■ Task to complete:
Quote the records below in full, exactly as given, with the images taken out.

START Data shown

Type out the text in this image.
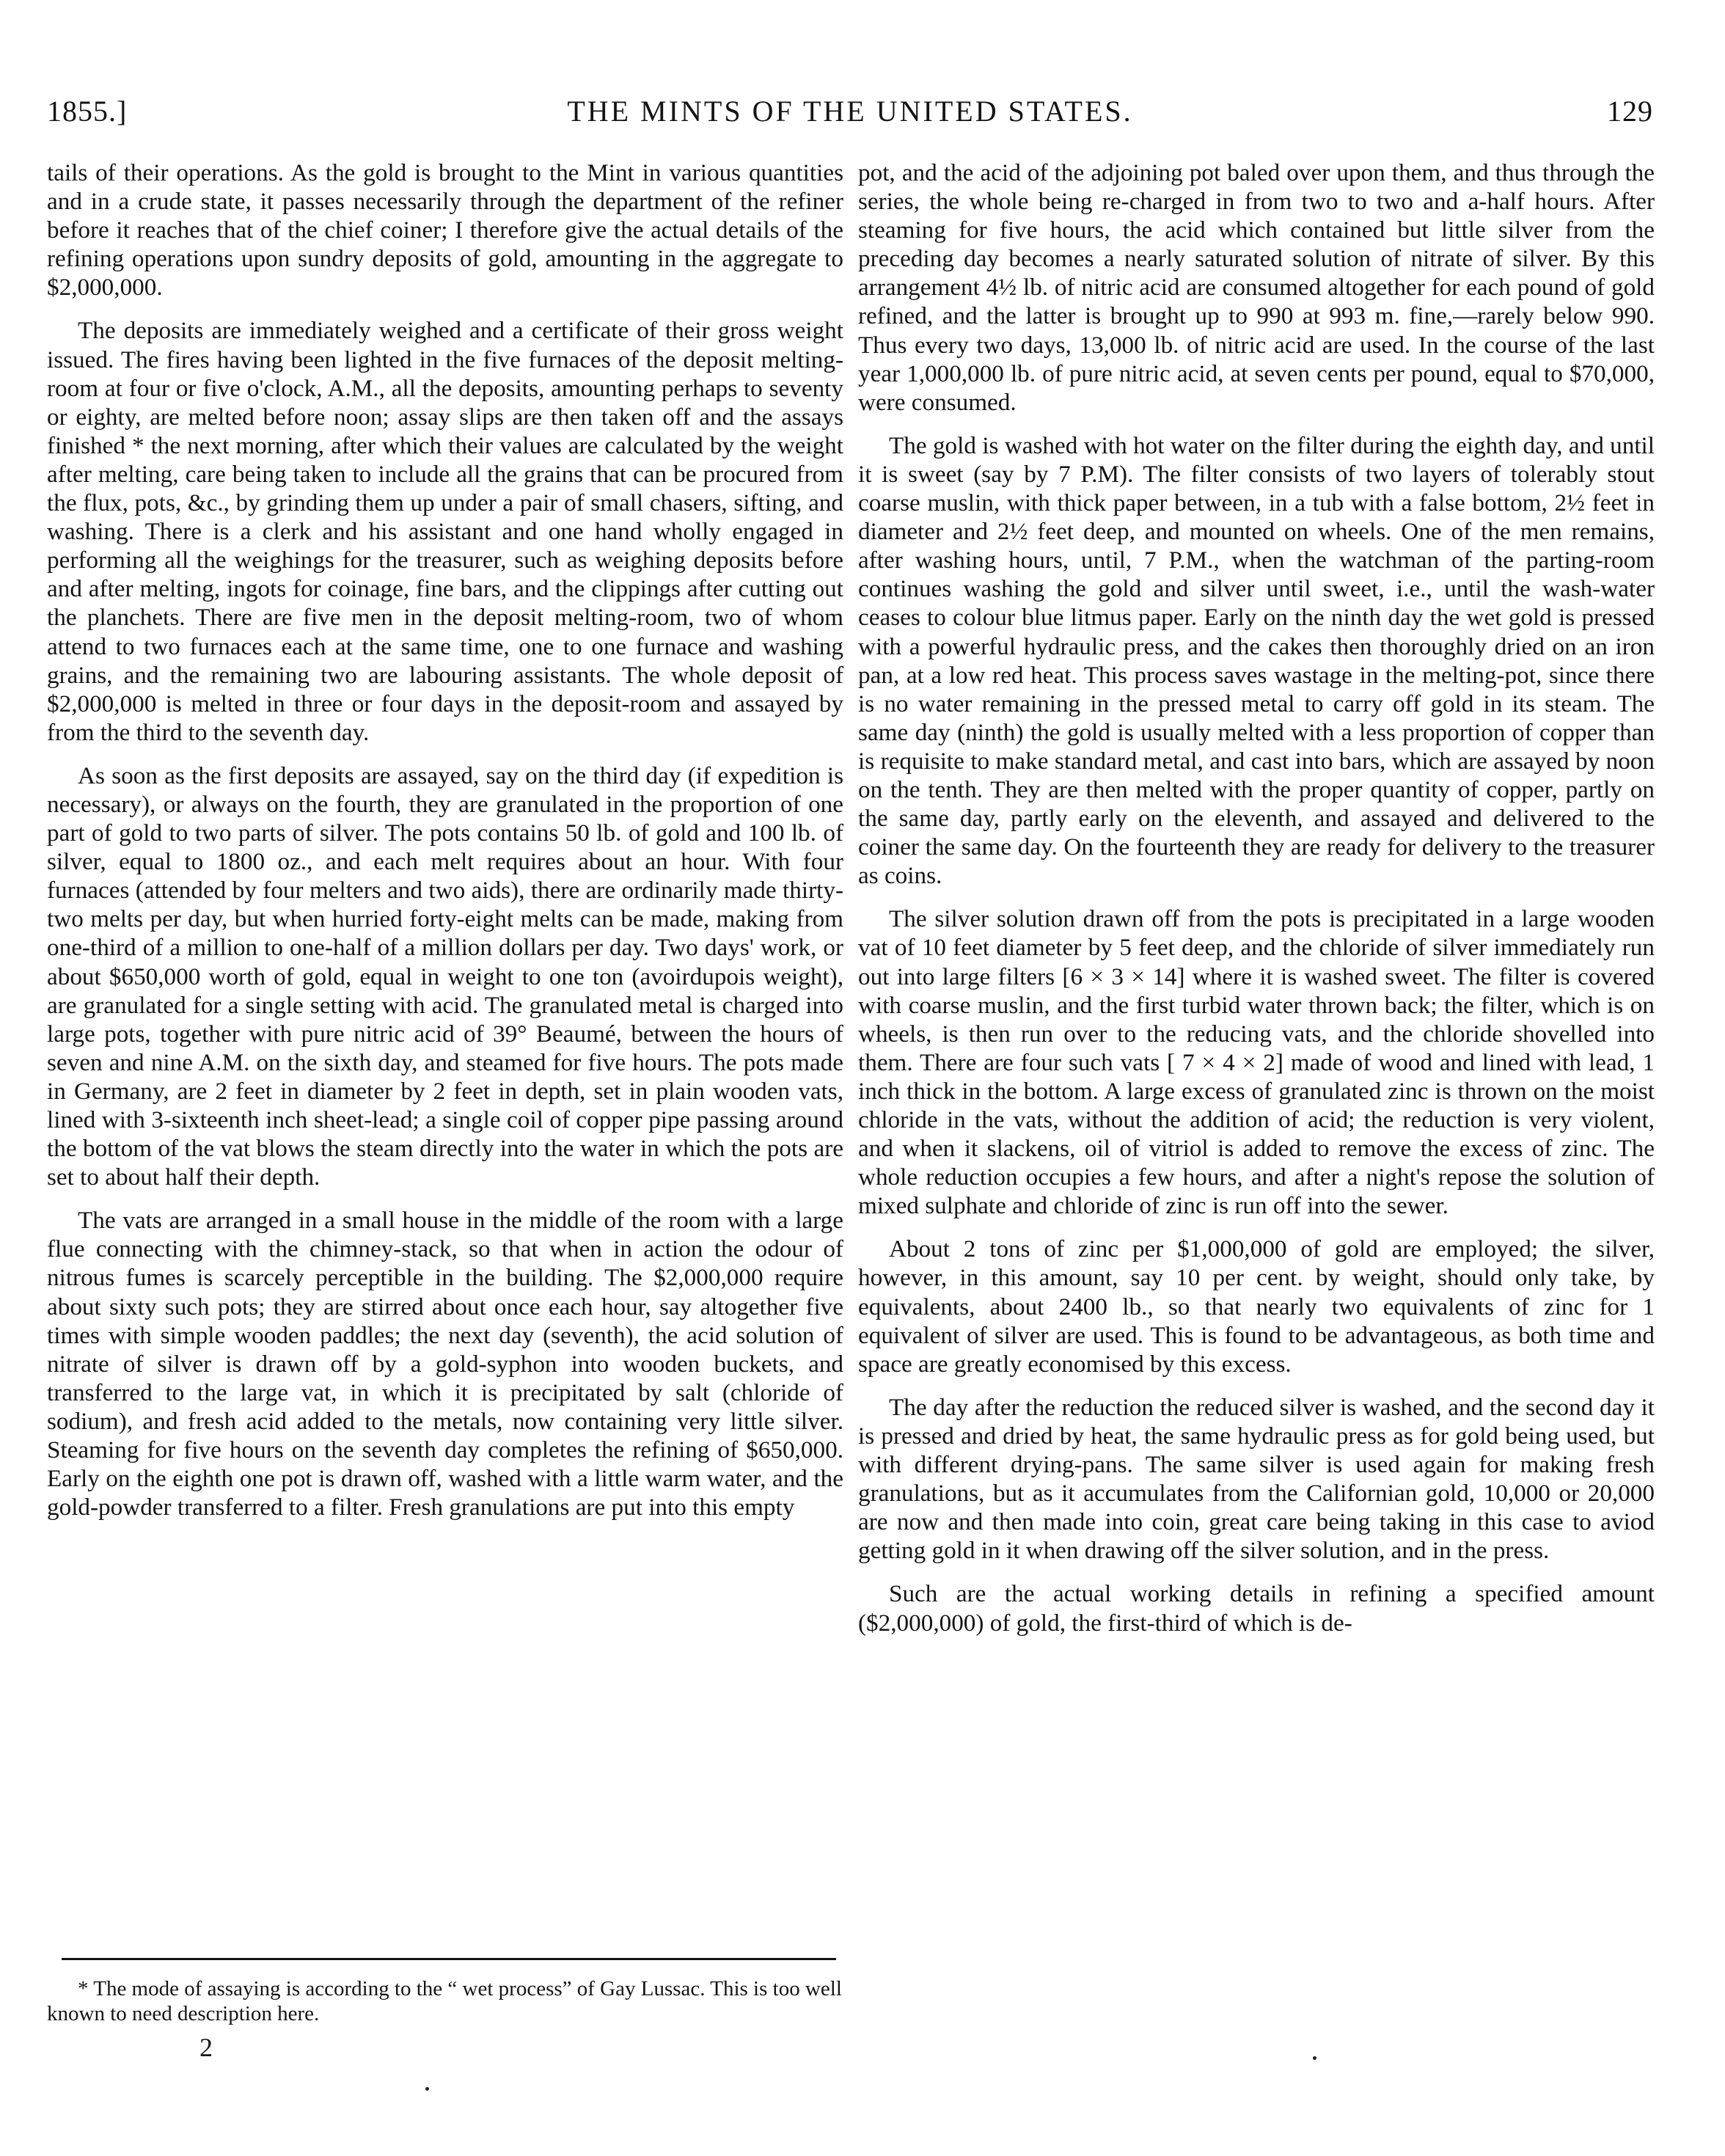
1855.]	THE MINTS OF THE UNITED STATES.	129

tails of their operations. As the gold is brought to the Mint in various quantities and in a crude state, it passes necessarily through the department of the refiner before it reaches that of the chief coiner; I therefore give the actual details of the refining operations upon sundry deposits of gold, amounting in the aggregate to $2,000,000.

The deposits are immediately weighed and a certificate of their gross weight issued. The fires having been lighted in the five furnaces of the deposit melting-room at four or five o'clock, A.M., all the deposits, amounting perhaps to seventy or eighty, are melted before noon; assay slips are then taken off and the assays finished * the next morning, after which their values are calculated by the weight after melting, care being taken to include all the grains that can be procured from the flux, pots, &c., by grinding them up under a pair of small chasers, sifting, and washing. There is a clerk and his assistant and one hand wholly engaged in performing all the weighings for the treasurer, such as weighing deposits before and after melting, ingots for coinage, fine bars, and the clippings after cutting out the planchets. There are five men in the deposit melting-room, two of whom attend to two furnaces each at the same time, one to one furnace and washing grains, and the remaining two are labouring assistants. The whole deposit of $2,000,000 is melted in three or four days in the deposit-room and assayed by from the third to the seventh day.

As soon as the first deposits are assayed, say on the third day (if expedition is necessary), or always on the fourth, they are granulated in the proportion of one part of gold to two parts of silver. The pots contains 50 lb. of gold and 100 lb. of silver, equal to 1800 oz., and each melt requires about an hour. With four furnaces (attended by four melters and two aids), there are ordinarily made thirty-two melts per day, but when hurried forty-eight melts can be made, making from one-third of a million to one-half of a million dollars per day. Two days' work, or about $650,000 worth of gold, equal in weight to one ton (avoirdupois weight), are granulated for a single setting with acid. The granulated metal is charged into large pots, together with pure nitric acid of 39° Beaumé, between the hours of seven and nine A.M. on the sixth day, and steamed for five hours. The pots made in Germany, are 2 feet in diameter by 2 feet in depth, set in plain wooden vats, lined with 3-sixteenth inch sheet-lead; a single coil of copper pipe passing around the bottom of the vat blows the steam directly into the water in which the pots are set to about half their depth.

The vats are arranged in a small house in the middle of the room with a large flue connecting with the chimney-stack, so that when in action the odour of nitrous fumes is scarcely perceptible in the building. The $2,000,000 require about sixty such pots; they are stirred about once each hour, say altogether five times with simple wooden paddles; the next day (seventh), the acid solution of nitrate of silver is drawn off by a gold-syphon into wooden buckets, and transferred to the large vat, in which it is precipitated by salt (chloride of sodium), and fresh acid added to the metals, now containing very little silver. Steaming for five hours on the seventh day completes the refining of $650,000. Early on the eighth one pot is drawn off, washed with a little warm water, and the gold-powder transferred to a filter. Fresh granulations are put into this empty

pot, and the acid of the adjoining pot baled over upon them, and thus through the series, the whole being re-charged in from two to two and a-half hours. After steaming for five hours, the acid which contained but little silver from the preceding day becomes a nearly saturated solution of nitrate of silver. By this arrangement 4½ lb. of nitric acid are consumed altogether for each pound of gold refined, and the latter is brought up to 990 at 993 m. fine,—rarely below 990. Thus every two days, 13,000 lb. of nitric acid are used. In the course of the last year 1,000,000 lb. of pure nitric acid, at seven cents per pound, equal to $70,000, were consumed.

The gold is washed with hot water on the filter during the eighth day, and until it is sweet (say by 7 P.M). The filter consists of two layers of tolerably stout coarse muslin, with thick paper between, in a tub with a false bottom, 2½ feet in diameter and 2½ feet deep, and mounted on wheels. One of the men remains, after washing hours, until, 7 P.M., when the watchman of the parting-room continues washing the gold and silver until sweet, i.e., until the wash-water ceases to colour blue litmus paper. Early on the ninth day the wet gold is pressed with a powerful hydraulic press, and the cakes then thoroughly dried on an iron pan, at a low red heat. This process saves wastage in the melting-pot, since there is no water remaining in the pressed metal to carry off gold in its steam. The same day (ninth) the gold is usually melted with a less proportion of copper than is requisite to make standard metal, and cast into bars, which are assayed by noon on the tenth. They are then melted with the proper quantity of copper, partly on the same day, partly early on the eleventh, and assayed and delivered to the coiner the same day. On the fourteenth they are ready for delivery to the treasurer as coins.

The silver solution drawn off from the pots is precipitated in a large wooden vat of 10 feet diameter by 5 feet deep, and the chloride of silver immediately run out into large filters [6 × 3 × 14] where it is washed sweet. The filter is covered with coarse muslin, and the first turbid water thrown back; the filter, which is on wheels, is then run over to the reducing vats, and the chloride shovelled into them. There are four such vats [ 7 × 4 × 2] made of wood and lined with lead, 1 inch thick in the bottom. A large excess of granulated zinc is thrown on the moist chloride in the vats, without the addition of acid; the reduction is very violent, and when it slackens, oil of vitriol is added to remove the excess of zinc. The whole reduction occupies a few hours, and after a night's repose the solution of mixed sulphate and chloride of zinc is run off into the sewer.

About 2 tons of zinc per $1,000,000 of gold are employed; the silver, however, in this amount, say 10 per cent. by weight, should only take, by equivalents, about 2400 lb., so that nearly two equivalents of zinc for 1 equivalent of silver are used. This is found to be advantageous, as both time and space are greatly economised by this excess.

The day after the reduction the reduced silver is washed, and the second day it is pressed and dried by heat, the same hydraulic press as for gold being used, but with different drying-pans. The same silver is used again for making fresh granulations, but as it accumulates from the Californian gold, 10,000 or 20,000 are now and then made into coin, great care being taking in this case to aviod getting gold in it when drawing off the silver solution, and in the press.

Such are the actual working details in refining a specified amount ($2,000,000) of gold, the first-third of which is de-

* The mode of assaying is according to the “ wet process” of Gay Lussac. This is too well known to need description here.

2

END Data shown

■ Output below:
Type out the text in this image.
1855.]	THE MINTS OF THE UNITED STATES.	129

tails of their operations. As the gold is brought to the Mint in various quantities and in a crude state, it passes necessarily through the department of the refiner before it reaches that of the chief coiner; I therefore give the actual details of the refining operations upon sundry deposits of gold, amounting in the aggregate to $2,000,000.

The deposits are immediately weighed and a certificate of their gross weight issued. The fires having been lighted in the five furnaces of the deposit melting-room at four or five o'clock, A.M., all the deposits, amounting perhaps to seventy or eighty, are melted before noon; assay slips are then taken off and the assays finished * the next morning, after which their values are calculated by the weight after melting, care being taken to include all the grains that can be procured from the flux, pots, &c., by grinding them up under a pair of small chasers, sifting, and washing. There is a clerk and his assistant and one hand wholly engaged in performing all the weighings for the treasurer, such as weighing deposits before and after melting, ingots for coinage, fine bars, and the clippings after cutting out the planchets. There are five men in the deposit melting-room, two of whom attend to two furnaces each at the same time, one to one furnace and washing grains, and the remaining two are labouring assistants. The whole deposit of $2,000,000 is melted in three or four days in the deposit-room and assayed by from the third to the seventh day.

As soon as the first deposits are assayed, say on the third day (if expedition is necessary), or always on the fourth, they are granulated in the proportion of one part of gold to two parts of silver. The pots contains 50 lb. of gold and 100 lb. of silver, equal to 1800 oz., and each melt requires about an hour. With four furnaces (attended by four melters and two aids), there are ordinarily made thirty-two melts per day, but when hurried forty-eight melts can be made, making from one-third of a million to one-half of a million dollars per day. Two days' work, or about $650,000 worth of gold, equal in weight to one ton (avoirdupois weight), are granulated for a single setting with acid. The granulated metal is charged into large pots, together with pure nitric acid of 39° Beaumé, between the hours of seven and nine A.M. on the sixth day, and steamed for five hours. The pots made in Germany, are 2 feet in diameter by 2 feet in depth, set in plain wooden vats, lined with 3-sixteenth inch sheet-lead; a single coil of copper pipe passing around the bottom of the vat blows the steam directly into the water in which the pots are set to about half their depth.

The vats are arranged in a small house in the middle of the room with a large flue connecting with the chimney-stack, so that when in action the odour of nitrous fumes is scarcely perceptible in the building. The $2,000,000 require about sixty such pots; they are stirred about once each hour, say altogether five times with simple wooden paddles; the next day (seventh), the acid solution of nitrate of silver is drawn off by a gold-syphon into wooden buckets, and transferred to the large vat, in which it is precipitated by salt (chloride of sodium), and fresh acid added to the metals, now containing very little silver. Steaming for five hours on the seventh day completes the refining of $650,000. Early on the eighth one pot is drawn off, washed with a little warm water, and the gold-powder transferred to a filter. Fresh granulations are put into this empty

pot, and the acid of the adjoining pot baled over upon them, and thus through the series, the whole being re-charged in from two to two and a-half hours. After steaming for five hours, the acid which contained but little silver from the preceding day becomes a nearly saturated solution of nitrate of silver. By this arrangement 4½ lb. of nitric acid are consumed altogether for each pound of gold refined, and the latter is brought up to 990 at 993 m. fine,—rarely below 990. Thus every two days, 13,000 lb. of nitric acid are used. In the course of the last year 1,000,000 lb. of pure nitric acid, at seven cents per pound, equal to $70,000, were consumed.

The gold is washed with hot water on the filter during the eighth day, and until it is sweet (say by 7 P.M). The filter consists of two layers of tolerably stout coarse muslin, with thick paper between, in a tub with a false bottom, 2½ feet in diameter and 2½ feet deep, and mounted on wheels. One of the men remains, after washing hours, until, 7 P.M., when the watchman of the parting-room continues washing the gold and silver until sweet, i.e., until the wash-water ceases to colour blue litmus paper. Early on the ninth day the wet gold is pressed with a powerful hydraulic press, and the cakes then thoroughly dried on an iron pan, at a low red heat. This process saves wastage in the melting-pot, since there is no water remaining in the pressed metal to carry off gold in its steam. The same day (ninth) the gold is usually melted with a less proportion of copper than is requisite to make standard metal, and cast into bars, which are assayed by noon on the tenth. They are then melted with the proper quantity of copper, partly on the same day, partly early on the eleventh, and assayed and delivered to the coiner the same day. On the fourteenth they are ready for delivery to the treasurer as coins.

The silver solution drawn off from the pots is precipitated in a large wooden vat of 10 feet diameter by 5 feet deep, and the chloride of silver immediately run out into large filters [6 × 3 × 14] where it is washed sweet. The filter is covered with coarse muslin, and the first turbid water thrown back; the filter, which is on wheels, is then run over to the reducing vats, and the chloride shovelled into them. There are four such vats [ 7 × 4 × 2] made of wood and lined with lead, 1 inch thick in the bottom. A large excess of granulated zinc is thrown on the moist chloride in the vats, without the addition of acid; the reduction is very violent, and when it slackens, oil of vitriol is added to remove the excess of zinc. The whole reduction occupies a few hours, and after a night's repose the solution of mixed sulphate and chloride of zinc is run off into the sewer.

About 2 tons of zinc per $1,000,000 of gold are employed; the silver, however, in this amount, say 10 per cent. by weight, should only take, by equivalents, about 2400 lb., so that nearly two equivalents of zinc for 1 equivalent of silver are used. This is found to be advantageous, as both time and space are greatly economised by this excess.

The day after the reduction the reduced silver is washed, and the second day it is pressed and dried by heat, the same hydraulic press as for gold being used, but with different drying-pans. The same silver is used again for making fresh granulations, but as it accumulates from the Californian gold, 10,000 or 20,000 are now and then made into coin, great care being taking in this case to aviod getting gold in it when drawing off the silver solution, and in the press.

Such are the actual working details in refining a specified amount ($2,000,000) of gold, the first-third of which is de-

* The mode of assaying is according to the “ wet process” of Gay Lussac. This is too well known to need description here.

2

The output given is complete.